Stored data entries
"""

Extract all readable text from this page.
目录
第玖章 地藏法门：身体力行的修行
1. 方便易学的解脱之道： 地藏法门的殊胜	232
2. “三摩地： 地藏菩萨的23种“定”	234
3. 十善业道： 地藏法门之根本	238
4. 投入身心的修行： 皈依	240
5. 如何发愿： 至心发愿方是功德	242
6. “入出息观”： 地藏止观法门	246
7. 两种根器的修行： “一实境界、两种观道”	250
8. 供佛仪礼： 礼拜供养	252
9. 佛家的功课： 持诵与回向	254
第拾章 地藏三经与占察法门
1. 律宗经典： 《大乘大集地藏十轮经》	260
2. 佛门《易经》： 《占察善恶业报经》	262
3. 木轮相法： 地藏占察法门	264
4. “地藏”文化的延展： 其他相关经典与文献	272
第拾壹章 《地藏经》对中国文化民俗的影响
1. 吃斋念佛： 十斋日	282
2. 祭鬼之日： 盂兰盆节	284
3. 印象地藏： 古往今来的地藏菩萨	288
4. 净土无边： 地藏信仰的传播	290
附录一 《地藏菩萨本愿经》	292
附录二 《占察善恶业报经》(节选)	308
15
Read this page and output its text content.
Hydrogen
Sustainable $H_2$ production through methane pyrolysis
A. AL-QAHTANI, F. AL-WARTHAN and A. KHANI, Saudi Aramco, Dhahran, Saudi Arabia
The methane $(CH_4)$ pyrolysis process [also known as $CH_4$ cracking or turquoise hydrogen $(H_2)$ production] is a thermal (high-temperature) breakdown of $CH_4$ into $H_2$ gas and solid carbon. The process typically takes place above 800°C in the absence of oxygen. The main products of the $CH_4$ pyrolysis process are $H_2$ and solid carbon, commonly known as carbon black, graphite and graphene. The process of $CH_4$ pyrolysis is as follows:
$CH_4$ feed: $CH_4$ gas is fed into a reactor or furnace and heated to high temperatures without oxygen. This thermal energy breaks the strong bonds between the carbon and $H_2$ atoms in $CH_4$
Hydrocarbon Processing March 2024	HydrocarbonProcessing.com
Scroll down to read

"""

What is needed →
Only the lines from the one that contains "Read this page and output its text content." through the last line should be repeated, each exactly as it stands, with both ends included.

Expected answer →
Read this page and output its text content.
Hydrogen
Sustainable $H_2$ production through methane pyrolysis
A. AL-QAHTANI, F. AL-WARTHAN and A. KHANI, Saudi Aramco, Dhahran, Saudi Arabia
The methane $(CH_4)$ pyrolysis process [also known as $CH_4$ cracking or turquoise hydrogen $(H_2)$ production] is a thermal (high-temperature) breakdown of $CH_4$ into $H_2$ gas and solid carbon. The process typically takes place above 800°C in the absence of oxygen. The main products of the $CH_4$ pyrolysis process are $H_2$ and solid carbon, commonly known as carbon black, graphite and graphene. The process of $CH_4$ pyrolysis is as follows:
$CH_4$ feed: $CH_4$ gas is fed into a reactor or furnace and heated to high temperatures without oxygen. This thermal energy breaks the strong bonds between the carbon and $H_2$ atoms in $CH_4$
Hydrocarbon Processing March 2024	HydrocarbonProcessing.com
Scroll down to read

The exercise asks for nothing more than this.